### What is being asked
Each entry must be reproduced precisely as it stands.

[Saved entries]
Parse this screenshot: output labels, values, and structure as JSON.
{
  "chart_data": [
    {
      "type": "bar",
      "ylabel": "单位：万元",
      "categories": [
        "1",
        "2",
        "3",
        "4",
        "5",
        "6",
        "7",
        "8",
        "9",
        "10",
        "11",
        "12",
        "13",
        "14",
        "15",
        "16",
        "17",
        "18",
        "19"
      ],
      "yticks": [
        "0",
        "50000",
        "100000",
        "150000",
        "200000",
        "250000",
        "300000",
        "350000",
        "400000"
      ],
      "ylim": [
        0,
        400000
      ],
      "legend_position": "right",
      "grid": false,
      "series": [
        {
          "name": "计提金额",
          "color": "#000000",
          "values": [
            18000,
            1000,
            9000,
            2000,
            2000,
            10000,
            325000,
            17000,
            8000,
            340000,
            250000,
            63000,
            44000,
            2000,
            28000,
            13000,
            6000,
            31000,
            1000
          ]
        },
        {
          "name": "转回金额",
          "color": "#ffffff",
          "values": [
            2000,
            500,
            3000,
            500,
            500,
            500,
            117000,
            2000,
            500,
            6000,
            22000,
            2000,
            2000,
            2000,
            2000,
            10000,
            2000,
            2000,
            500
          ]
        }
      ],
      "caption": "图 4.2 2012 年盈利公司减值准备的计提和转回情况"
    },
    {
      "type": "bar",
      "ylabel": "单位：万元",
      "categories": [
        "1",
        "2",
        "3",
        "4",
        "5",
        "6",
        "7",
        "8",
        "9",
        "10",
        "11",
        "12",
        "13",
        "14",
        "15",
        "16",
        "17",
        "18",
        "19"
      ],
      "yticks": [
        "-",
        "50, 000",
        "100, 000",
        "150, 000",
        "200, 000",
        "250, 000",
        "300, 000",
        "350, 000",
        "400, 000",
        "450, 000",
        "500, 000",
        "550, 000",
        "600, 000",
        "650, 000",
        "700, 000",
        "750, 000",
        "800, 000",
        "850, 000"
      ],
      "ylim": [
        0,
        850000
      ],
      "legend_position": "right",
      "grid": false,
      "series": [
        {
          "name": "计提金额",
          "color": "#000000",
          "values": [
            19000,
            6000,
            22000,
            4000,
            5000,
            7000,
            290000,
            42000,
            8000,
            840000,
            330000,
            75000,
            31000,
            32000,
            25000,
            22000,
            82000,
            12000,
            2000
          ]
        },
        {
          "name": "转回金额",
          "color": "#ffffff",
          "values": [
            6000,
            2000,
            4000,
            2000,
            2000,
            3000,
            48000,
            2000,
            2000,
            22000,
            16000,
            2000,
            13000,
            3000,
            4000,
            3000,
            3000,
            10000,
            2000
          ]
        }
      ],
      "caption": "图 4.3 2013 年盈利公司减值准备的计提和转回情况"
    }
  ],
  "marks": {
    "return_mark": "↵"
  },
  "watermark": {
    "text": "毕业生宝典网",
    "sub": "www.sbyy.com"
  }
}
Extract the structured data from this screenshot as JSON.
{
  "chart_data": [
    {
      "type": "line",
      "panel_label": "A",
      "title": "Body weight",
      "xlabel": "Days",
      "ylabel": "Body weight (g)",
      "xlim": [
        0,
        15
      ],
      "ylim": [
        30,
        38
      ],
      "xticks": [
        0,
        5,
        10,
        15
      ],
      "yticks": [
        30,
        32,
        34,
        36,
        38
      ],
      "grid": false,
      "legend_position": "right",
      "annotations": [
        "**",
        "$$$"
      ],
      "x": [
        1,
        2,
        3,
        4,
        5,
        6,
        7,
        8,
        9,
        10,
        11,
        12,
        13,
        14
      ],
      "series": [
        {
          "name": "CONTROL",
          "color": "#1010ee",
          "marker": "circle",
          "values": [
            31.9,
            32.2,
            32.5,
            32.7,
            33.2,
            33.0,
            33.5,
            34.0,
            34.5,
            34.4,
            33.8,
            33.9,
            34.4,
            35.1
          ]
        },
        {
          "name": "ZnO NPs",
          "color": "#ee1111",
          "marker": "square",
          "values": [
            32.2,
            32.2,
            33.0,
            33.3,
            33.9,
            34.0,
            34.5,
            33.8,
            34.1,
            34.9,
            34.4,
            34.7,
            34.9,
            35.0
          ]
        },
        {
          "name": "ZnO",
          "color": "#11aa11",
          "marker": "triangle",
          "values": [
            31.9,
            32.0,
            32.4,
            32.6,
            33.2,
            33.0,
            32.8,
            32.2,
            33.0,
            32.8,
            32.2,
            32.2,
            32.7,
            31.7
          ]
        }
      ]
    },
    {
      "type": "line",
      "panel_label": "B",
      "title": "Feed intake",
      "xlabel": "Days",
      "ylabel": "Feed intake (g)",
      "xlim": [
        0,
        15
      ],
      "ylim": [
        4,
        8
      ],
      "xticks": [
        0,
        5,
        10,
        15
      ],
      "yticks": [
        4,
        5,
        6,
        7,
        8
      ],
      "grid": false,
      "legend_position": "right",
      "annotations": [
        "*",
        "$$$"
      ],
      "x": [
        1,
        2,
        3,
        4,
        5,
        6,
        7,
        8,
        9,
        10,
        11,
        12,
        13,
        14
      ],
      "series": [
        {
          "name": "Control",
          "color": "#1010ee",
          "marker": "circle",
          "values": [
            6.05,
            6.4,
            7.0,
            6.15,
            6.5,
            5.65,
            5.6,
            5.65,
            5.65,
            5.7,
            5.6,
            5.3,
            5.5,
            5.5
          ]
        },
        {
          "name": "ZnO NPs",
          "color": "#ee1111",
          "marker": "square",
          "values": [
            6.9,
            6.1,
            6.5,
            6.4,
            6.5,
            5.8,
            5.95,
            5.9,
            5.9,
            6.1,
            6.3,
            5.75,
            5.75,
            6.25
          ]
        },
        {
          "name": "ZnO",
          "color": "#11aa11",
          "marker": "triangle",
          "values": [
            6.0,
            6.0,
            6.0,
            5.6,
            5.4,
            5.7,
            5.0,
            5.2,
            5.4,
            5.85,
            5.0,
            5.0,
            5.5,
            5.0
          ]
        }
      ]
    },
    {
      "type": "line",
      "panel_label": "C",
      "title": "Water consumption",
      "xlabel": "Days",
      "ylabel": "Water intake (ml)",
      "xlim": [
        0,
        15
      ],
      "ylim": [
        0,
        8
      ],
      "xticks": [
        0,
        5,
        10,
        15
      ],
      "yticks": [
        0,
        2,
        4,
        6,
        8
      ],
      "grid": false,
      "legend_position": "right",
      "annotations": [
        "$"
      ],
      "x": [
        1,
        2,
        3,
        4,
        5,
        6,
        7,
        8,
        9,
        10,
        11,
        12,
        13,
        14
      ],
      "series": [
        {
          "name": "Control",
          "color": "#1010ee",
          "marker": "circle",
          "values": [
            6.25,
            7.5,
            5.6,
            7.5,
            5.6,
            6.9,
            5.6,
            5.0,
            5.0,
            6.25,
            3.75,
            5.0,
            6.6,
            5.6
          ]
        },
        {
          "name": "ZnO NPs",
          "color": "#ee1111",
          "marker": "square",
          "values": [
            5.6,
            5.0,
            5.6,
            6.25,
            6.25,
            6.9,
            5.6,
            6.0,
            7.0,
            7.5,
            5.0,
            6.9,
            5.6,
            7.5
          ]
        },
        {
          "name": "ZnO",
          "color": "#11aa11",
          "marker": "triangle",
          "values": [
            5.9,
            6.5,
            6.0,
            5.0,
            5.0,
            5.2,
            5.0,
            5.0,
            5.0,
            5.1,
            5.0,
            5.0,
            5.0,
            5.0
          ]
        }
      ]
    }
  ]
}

### Expected answer
Parse this screenshot: output labels, values, and structure as JSON.
{
  "chart_data": [
    {
      "type": "bar",
      "ylabel": "单位：万元",
      "categories": [
        "1",
        "2",
        "3",
        "4",
        "5",
        "6",
        "7",
        "8",
        "9",
        "10",
        "11",
        "12",
        "13",
        "14",
        "15",
        "16",
        "17",
        "18",
        "19"
      ],
      "yticks": [
        "0",
        "50000",
        "100000",
        "150000",
        "200000",
        "250000",
        "300000",
        "350000",
        "400000"
      ],
      "ylim": [
        0,
        400000
      ],
      "legend_position": "right",
      "grid": false,
      "series": [
        {
          "name": "计提金额",
          "color": "#000000",
          "values": [
            18000,
            1000,
            9000,
            2000,
            2000,
            10000,
            325000,
            17000,
            8000,
            340000,
            250000,
            63000,
            44000,
            2000,
            28000,
            13000,
            6000,
            31000,
            1000
          ]
        },
        {
          "name": "转回金额",
          "color": "#ffffff",
          "values": [
            2000,
            500,
            3000,
            500,
            500,
            500,
            117000,
            2000,
            500,
            6000,
            22000,
            2000,
            2000,
            2000,
            2000,
            10000,
            2000,
            2000,
            500
          ]
        }
      ],
      "caption": "图 4.2 2012 年盈利公司减值准备的计提和转回情况"
    },
    {
      "type": "bar",
      "ylabel": "单位：万元",
      "categories": [
        "1",
        "2",
        "3",
        "4",
        "5",
        "6",
        "7",
        "8",
        "9",
        "10",
        "11",
        "12",
        "13",
        "14",
        "15",
        "16",
        "17",
        "18",
        "19"
      ],
      "yticks": [
        "-",
        "50, 000",
        "100, 000",
        "150, 000",
        "200, 000",
        "250, 000",
        "300, 000",
        "350, 000",
        "400, 000",
        "450, 000",
        "500, 000",
        "550, 000",
        "600, 000",
        "650, 000",
        "700, 000",
        "750, 000",
        "800, 000",
        "850, 000"
      ],
      "ylim": [
        0,
        850000
      ],
      "legend_position": "right",
      "grid": false,
      "series": [
        {
          "name": "计提金额",
          "color": "#000000",
          "values": [
            19000,
            6000,
            22000,
            4000,
            5000,
            7000,
            290000,
            42000,
            8000,
            840000,
            330000,
            75000,
            31000,
            32000,
            25000,
            22000,
            82000,
            12000,
            2000
          ]
        },
        {
          "name": "转回金额",
          "color": "#ffffff",
          "values": [
            6000,
            2000,
            4000,
            2000,
            2000,
            3000,
            48000,
            2000,
            2000,
            22000,
            16000,
            2000,
            13000,
            3000,
            4000,
            3000,
            3000,
            10000,
            2000
          ]
        }
      ],
      "caption": "图 4.3 2013 年盈利公司减值准备的计提和转回情况"
    }
  ],
  "marks": {
    "return_mark": "↵"
  },
  "watermark": {
    "text": "毕业生宝典网",
    "sub": "www.sbyy.com"
  }
}
Extract the structured data from this screenshot as JSON.
{
  "chart_data": [
    {
      "type": "line",
      "panel_label": "A",
      "title": "Body weight",
      "xlabel": "Days",
      "ylabel": "Body weight (g)",
      "xlim": [
        0,
        15
      ],
      "ylim": [
        30,
        38
      ],
      "xticks": [
        0,
        5,
        10,
        15
      ],
      "yticks": [
        30,
        32,
        34,
        36,
        38
      ],
      "grid": false,
      "legend_position": "right",
      "annotations": [
        "**",
        "$$$"
      ],
      "x": [
        1,
        2,
        3,
        4,
        5,
        6,
        7,
        8,
        9,
        10,
        11,
        12,
        13,
        14
      ],
      "series": [
        {
          "name": "CONTROL",
          "color": "#1010ee",
          "marker": "circle",
          "values": [
            31.9,
            32.2,
            32.5,
            32.7,
            33.2,
            33.0,
            33.5,
            34.0,
            34.5,
            34.4,
            33.8,
            33.9,
            34.4,
            35.1
          ]
        },
        {
          "name": "ZnO NPs",
          "color": "#ee1111",
          "marker": "square",
          "values": [
            32.2,
            32.2,
            33.0,
            33.3,
            33.9,
            34.0,
            34.5,
            33.8,
            34.1,
            34.9,
            34.4,
            34.7,
            34.9,
            35.0
          ]
        },
        {
          "name": "ZnO",
          "color": "#11aa11",
          "marker": "triangle",
          "values": [
            31.9,
            32.0,
            32.4,
            32.6,
            33.2,
            33.0,
            32.8,
            32.2,
            33.0,
            32.8,
            32.2,
            32.2,
            32.7,
            31.7
          ]
        }
      ]
    },
    {
      "type": "line",
      "panel_label": "B",
      "title": "Feed intake",
      "xlabel": "Days",
      "ylabel": "Feed intake (g)",
      "xlim": [
        0,
        15
      ],
      "ylim": [
        4,
        8
      ],
      "xticks": [
        0,
        5,
        10,
        15
      ],
      "yticks": [
        4,
        5,
        6,
        7,
        8
      ],
      "grid": false,
      "legend_position": "right",
      "annotations": [
        "*",
        "$$$"
      ],
      "x": [
        1,
        2,
        3,
        4,
        5,
        6,
        7,
        8,
        9,
        10,
        11,
        12,
        13,
        14
      ],
      "series": [
        {
          "name": "Control",
          "color": "#1010ee",
          "marker": "circle",
          "values": [
            6.05,
            6.4,
            7.0,
            6.15,
            6.5,
            5.65,
            5.6,
            5.65,
            5.65,
            5.7,
            5.6,
            5.3,
            5.5,
            5.5
          ]
        },
        {
          "name": "ZnO NPs",
          "color": "#ee1111",
          "marker": "square",
          "values": [
            6.9,
            6.1,
            6.5,
            6.4,
            6.5,
            5.8,
            5.95,
            5.9,
            5.9,
            6.1,
            6.3,
            5.75,
            5.75,
            6.25
          ]
        },
        {
          "name": "ZnO",
          "color": "#11aa11",
          "marker": "triangle",
          "values": [
            6.0,
            6.0,
            6.0,
            5.6,
            5.4,
            5.7,
            5.0,
            5.2,
            5.4,
            5.85,
            5.0,
            5.0,
            5.5,
            5.0
          ]
        }
      ]
    },
    {
      "type": "line",
      "panel_label": "C",
      "title": "Water consumption",
      "xlabel": "Days",
      "ylabel": "Water intake (ml)",
      "xlim": [
        0,
        15
      ],
      "ylim": [
        0,
        8
      ],
      "xticks": [
        0,
        5,
        10,
        15
      ],
      "yticks": [
        0,
        2,
        4,
        6,
        8
      ],
      "grid": false,
      "legend_position": "right",
      "annotations": [
        "$"
      ],
      "x": [
        1,
        2,
        3,
        4,
        5,
        6,
        7,
        8,
        9,
        10,
        11,
        12,
        13,
        14
      ],
      "series": [
        {
          "name": "Control",
          "color": "#1010ee",
          "marker": "circle",
          "values": [
            6.25,
            7.5,
            5.6,
            7.5,
            5.6,
            6.9,
            5.6,
            5.0,
            5.0,
            6.25,
            3.75,
            5.0,
            6.6,
            5.6
          ]
        },
        {
          "name": "ZnO NPs",
          "color": "#ee1111",
          "marker": "square",
          "values": [
            5.6,
            5.0,
            5.6,
            6.25,
            6.25,
            6.9,
            5.6,
            6.0,
            7.0,
            7.5,
            5.0,
            6.9,
            5.6,
            7.5
          ]
        },
        {
          "name": "ZnO",
          "color": "#11aa11",
          "marker": "triangle",
          "values": [
            5.9,
            6.5,
            6.0,
            5.0,
            5.0,
            5.2,
            5.0,
            5.0,
            5.0,
            5.1,
            5.0,
            5.0,
            5.0,
            5.0
          ]
        }
      ]
    }
  ]
}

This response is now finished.